Given problem: Extract the complete data exactly as given.
+ + +
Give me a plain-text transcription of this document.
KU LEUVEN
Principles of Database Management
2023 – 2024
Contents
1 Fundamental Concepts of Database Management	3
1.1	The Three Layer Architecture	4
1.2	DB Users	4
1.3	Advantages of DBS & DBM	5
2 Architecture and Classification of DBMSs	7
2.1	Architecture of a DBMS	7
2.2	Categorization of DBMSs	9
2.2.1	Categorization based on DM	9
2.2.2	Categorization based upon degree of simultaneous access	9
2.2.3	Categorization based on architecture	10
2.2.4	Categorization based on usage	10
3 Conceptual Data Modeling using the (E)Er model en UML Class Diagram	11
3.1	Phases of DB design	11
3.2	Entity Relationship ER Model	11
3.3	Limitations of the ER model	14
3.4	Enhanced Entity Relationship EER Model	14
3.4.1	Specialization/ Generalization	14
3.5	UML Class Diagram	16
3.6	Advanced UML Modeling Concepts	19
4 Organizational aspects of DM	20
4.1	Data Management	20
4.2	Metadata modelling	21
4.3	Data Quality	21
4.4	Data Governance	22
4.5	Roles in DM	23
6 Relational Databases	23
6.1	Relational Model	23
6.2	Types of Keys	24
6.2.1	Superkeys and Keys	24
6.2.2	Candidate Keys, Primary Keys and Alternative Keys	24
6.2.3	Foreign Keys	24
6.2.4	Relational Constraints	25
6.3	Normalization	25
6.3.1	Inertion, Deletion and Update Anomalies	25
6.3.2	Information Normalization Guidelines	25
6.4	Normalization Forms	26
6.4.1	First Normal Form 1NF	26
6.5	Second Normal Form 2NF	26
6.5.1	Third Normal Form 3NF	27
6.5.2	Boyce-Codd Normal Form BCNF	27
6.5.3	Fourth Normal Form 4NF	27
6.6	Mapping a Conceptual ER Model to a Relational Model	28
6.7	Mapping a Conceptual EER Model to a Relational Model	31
+ + +
Task answer:
Give me a plain-text transcription of this document.
KU LEUVEN
Principles of Database Management
2023 – 2024
Contents
1 Fundamental Concepts of Database Management	3
1.1	The Three Layer Architecture	4
1.2	DB Users	4
1.3	Advantages of DBS & DBM	5
2 Architecture and Classification of DBMSs	7
2.1	Architecture of a DBMS	7
2.2	Categorization of DBMSs	9
2.2.1	Categorization based on DM	9
2.2.2	Categorization based upon degree of simultaneous access	9
2.2.3	Categorization based on architecture	10
2.2.4	Categorization based on usage	10
3 Conceptual Data Modeling using the (E)Er model en UML Class Diagram	11
3.1	Phases of DB design	11
3.2	Entity Relationship ER Model	11
3.3	Limitations of the ER model	14
3.4	Enhanced Entity Relationship EER Model	14
3.4.1	Specialization/ Generalization	14
3.5	UML Class Diagram	16
3.6	Advanced UML Modeling Concepts	19
4 Organizational aspects of DM	20
4.1	Data Management	20
4.2	Metadata modelling	21
4.3	Data Quality	21
4.4	Data Governance	22
4.5	Roles in DM	23
6 Relational Databases	23
6.1	Relational Model	23
6.2	Types of Keys	24
6.2.1	Superkeys and Keys	24
6.2.2	Candidate Keys, Primary Keys and Alternative Keys	24
6.2.3	Foreign Keys	24
6.2.4	Relational Constraints	25
6.3	Normalization	25
6.3.1	Inertion, Deletion and Update Anomalies	25
6.3.2	Information Normalization Guidelines	25
6.4	Normalization Forms	26
6.4.1	First Normal Form 1NF	26
6.5	Second Normal Form 2NF	26
6.5.1	Third Normal Form 3NF	27
6.5.2	Boyce-Codd Normal Form BCNF	27
6.5.3	Fourth Normal Form 4NF	27
6.6	Mapping a Conceptual ER Model to a Relational Model	28
6.7	Mapping a Conceptual EER Model to a Relational Model	31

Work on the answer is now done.